_Direction:_ Your task is to quote the material that follows, in full and exactly.

_Input material:_
------
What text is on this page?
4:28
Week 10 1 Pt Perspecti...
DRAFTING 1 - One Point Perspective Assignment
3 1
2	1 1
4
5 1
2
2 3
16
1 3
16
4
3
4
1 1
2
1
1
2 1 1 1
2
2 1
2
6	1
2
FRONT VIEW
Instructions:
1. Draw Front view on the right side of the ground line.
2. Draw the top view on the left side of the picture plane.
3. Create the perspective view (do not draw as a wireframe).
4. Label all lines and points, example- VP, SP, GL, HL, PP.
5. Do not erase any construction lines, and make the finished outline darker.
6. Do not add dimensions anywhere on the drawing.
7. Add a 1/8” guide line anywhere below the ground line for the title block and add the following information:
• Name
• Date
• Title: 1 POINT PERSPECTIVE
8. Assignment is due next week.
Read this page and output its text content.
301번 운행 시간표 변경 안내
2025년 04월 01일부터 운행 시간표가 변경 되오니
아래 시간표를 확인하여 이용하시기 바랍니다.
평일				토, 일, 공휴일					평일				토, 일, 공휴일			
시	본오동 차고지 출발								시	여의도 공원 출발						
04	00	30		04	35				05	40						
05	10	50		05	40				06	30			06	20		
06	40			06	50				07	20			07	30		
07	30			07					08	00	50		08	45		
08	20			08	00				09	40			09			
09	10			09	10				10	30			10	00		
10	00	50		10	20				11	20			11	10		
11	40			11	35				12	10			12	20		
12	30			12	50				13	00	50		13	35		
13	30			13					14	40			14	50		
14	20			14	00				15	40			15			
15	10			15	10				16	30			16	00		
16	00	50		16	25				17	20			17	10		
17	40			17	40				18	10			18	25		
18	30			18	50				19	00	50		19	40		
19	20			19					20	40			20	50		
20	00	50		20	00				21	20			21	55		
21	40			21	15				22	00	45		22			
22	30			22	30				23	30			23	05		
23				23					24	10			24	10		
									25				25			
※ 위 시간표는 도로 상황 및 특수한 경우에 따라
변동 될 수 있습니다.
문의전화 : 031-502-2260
------
_Answer:_
What text is on this page?
4:28
Week 10 1 Pt Perspecti...
DRAFTING 1 - One Point Perspective Assignment
3 1
2	1 1
4
5 1
2
2 3
16
1 3
16
4
3
4
1 1
2
1
1
2 1 1 1
2
2 1
2
6	1
2
FRONT VIEW
Instructions:
1. Draw Front view on the right side of the ground line.
2. Draw the top view on the left side of the picture plane.
3. Create the perspective view (do not draw as a wireframe).
4. Label all lines and points, example- VP, SP, GL, HL, PP.
5. Do not erase any construction lines, and make the finished outline darker.
6. Do not add dimensions anywhere on the drawing.
7. Add a 1/8” guide line anywhere below the ground line for the title block and add the following information:
• Name
• Date
• Title: 1 POINT PERSPECTIVE
8. Assignment is due next week.
Read this page and output its text content.
301번 운행 시간표 변경 안내
2025년 04월 01일부터 운행 시간표가 변경 되오니
아래 시간표를 확인하여 이용하시기 바랍니다.
평일				토, 일, 공휴일					평일				토, 일, 공휴일			
시	본오동 차고지 출발								시	여의도 공원 출발						
04	00	30		04	35				05	40						
05	10	50		05	40				06	30			06	20		
06	40			06	50				07	20			07	30		
07	30			07					08	00	50		08	45		
08	20			08	00				09	40			09			
09	10			09	10				10	30			10	00		
10	00	50		10	20				11	20			11	10		
11	40			11	35				12	10			12	20		
12	30			12	50				13	00	50		13	35		
13	30			13					14	40			14	50		
14	20			14	00				15	40			15			
15	10			15	10				16	30			16	00		
16	00	50		16	25				17	20			17	10		
17	40			17	40				18	10			18	25		
18	30			18	50				19	00	50		19	40		
19	20			19					20	40			20	50		
20	00	50		20	00				21	20			21	55		
21	40			21	15				22	00	45		22			
22	30			22	30				23	30			23	05		
23				23					24	10			24	10		
									25				25			
※ 위 시간표는 도로 상황 및 특수한 경우에 따라
변동 될 수 있습니다.
문의전화 : 031-502-2260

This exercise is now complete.